Which lines of the records contain "Swimming"? Collect every one of them.

━━━

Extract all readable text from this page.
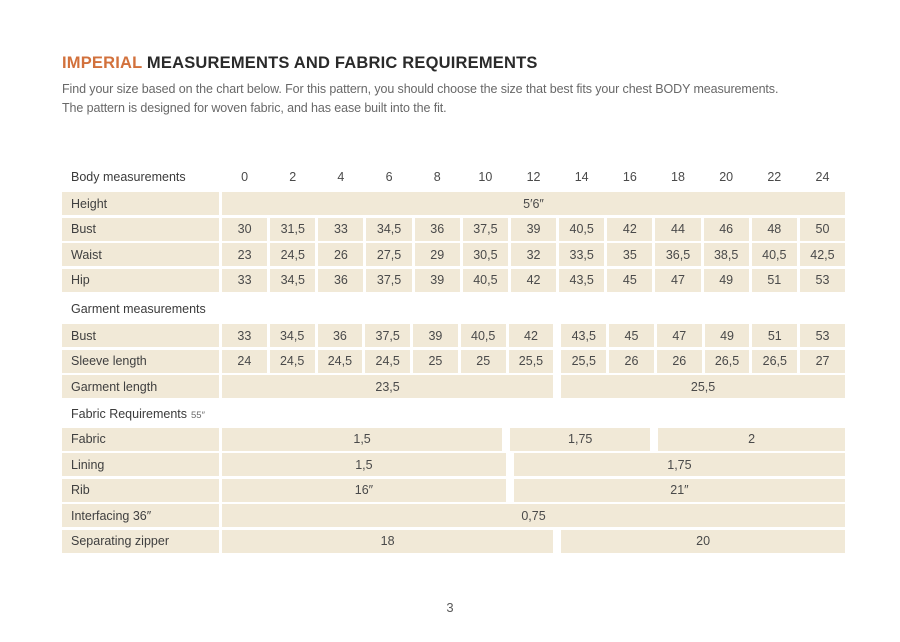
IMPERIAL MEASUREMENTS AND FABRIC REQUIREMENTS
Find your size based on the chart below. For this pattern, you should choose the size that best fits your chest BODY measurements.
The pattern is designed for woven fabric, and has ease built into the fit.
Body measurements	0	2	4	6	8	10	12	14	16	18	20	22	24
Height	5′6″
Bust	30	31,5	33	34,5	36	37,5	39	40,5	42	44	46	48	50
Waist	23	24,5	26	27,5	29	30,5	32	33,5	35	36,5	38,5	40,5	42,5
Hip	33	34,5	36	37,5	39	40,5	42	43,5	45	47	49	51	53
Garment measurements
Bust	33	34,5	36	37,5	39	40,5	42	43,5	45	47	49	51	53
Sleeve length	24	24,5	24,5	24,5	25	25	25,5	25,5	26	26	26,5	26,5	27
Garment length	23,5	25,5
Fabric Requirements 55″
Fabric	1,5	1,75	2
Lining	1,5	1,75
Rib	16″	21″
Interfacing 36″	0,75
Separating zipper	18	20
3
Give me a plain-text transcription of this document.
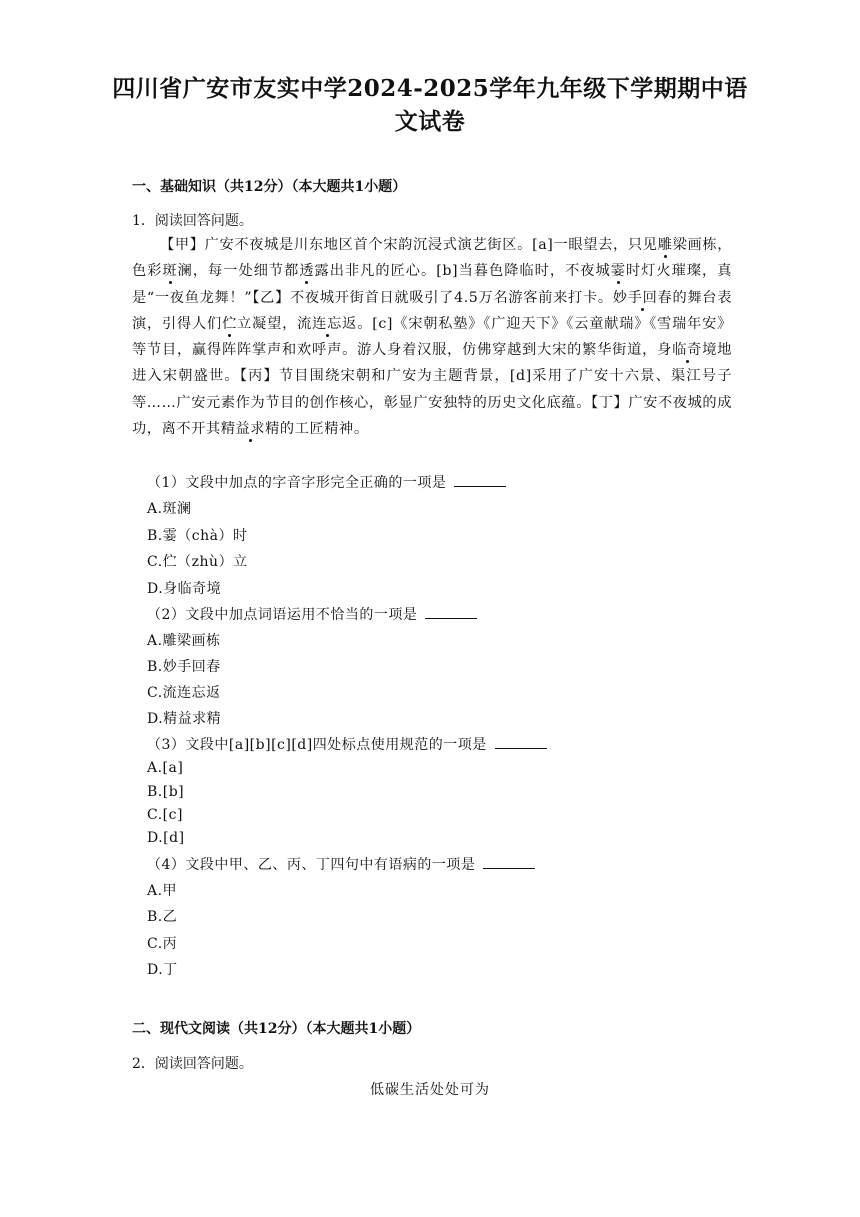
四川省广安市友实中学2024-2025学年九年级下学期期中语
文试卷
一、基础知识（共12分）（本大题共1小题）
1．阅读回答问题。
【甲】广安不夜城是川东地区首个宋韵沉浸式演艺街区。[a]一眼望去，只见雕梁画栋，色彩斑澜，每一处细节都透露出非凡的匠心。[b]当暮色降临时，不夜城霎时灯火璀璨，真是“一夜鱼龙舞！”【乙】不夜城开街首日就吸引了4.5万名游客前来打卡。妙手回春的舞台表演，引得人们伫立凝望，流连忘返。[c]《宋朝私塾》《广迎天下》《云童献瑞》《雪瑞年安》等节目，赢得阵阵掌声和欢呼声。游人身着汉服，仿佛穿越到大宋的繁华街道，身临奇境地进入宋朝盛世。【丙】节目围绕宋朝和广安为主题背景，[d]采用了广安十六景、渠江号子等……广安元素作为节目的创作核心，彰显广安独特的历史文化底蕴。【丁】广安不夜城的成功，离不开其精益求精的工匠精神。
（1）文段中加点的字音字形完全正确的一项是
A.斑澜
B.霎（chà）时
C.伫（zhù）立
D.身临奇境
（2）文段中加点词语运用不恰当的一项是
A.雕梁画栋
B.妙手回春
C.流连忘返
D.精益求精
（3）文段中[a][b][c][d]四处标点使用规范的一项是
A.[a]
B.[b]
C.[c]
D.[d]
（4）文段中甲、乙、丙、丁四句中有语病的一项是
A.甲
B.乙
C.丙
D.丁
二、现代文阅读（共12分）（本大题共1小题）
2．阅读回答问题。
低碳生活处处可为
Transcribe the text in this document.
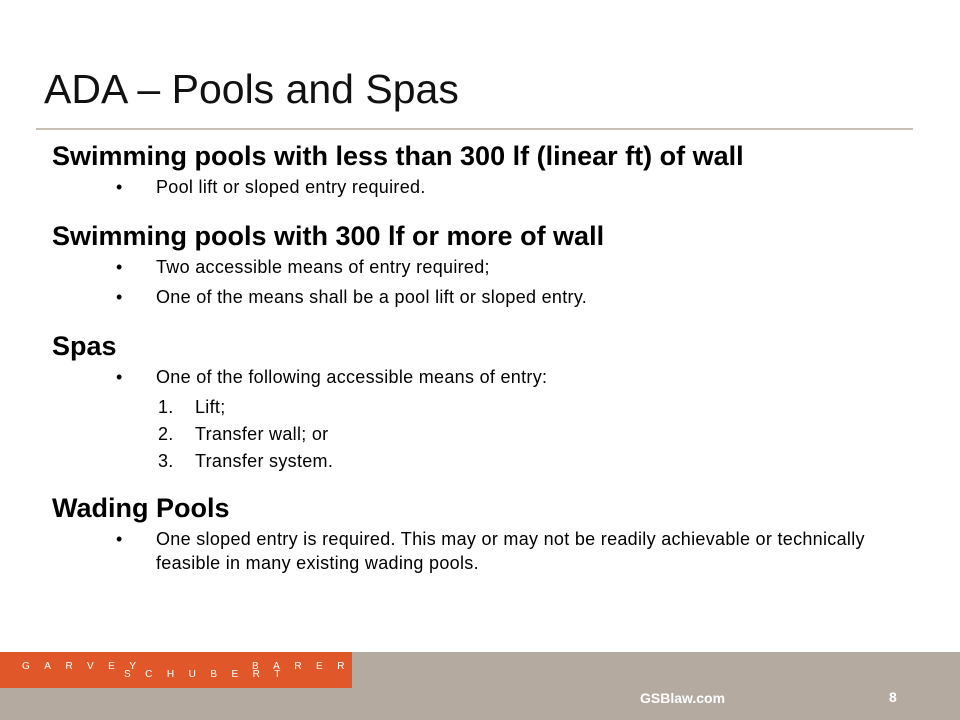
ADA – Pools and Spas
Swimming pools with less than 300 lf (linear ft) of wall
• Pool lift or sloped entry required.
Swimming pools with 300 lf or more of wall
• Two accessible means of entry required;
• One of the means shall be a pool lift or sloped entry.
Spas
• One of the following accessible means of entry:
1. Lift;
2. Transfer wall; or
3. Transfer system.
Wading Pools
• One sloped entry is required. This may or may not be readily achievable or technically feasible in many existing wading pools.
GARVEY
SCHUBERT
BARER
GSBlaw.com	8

━━━

### Completed task
Swimming pools with less than 300 lf (linear ft) of wall
Swimming pools with 300 lf or more of wall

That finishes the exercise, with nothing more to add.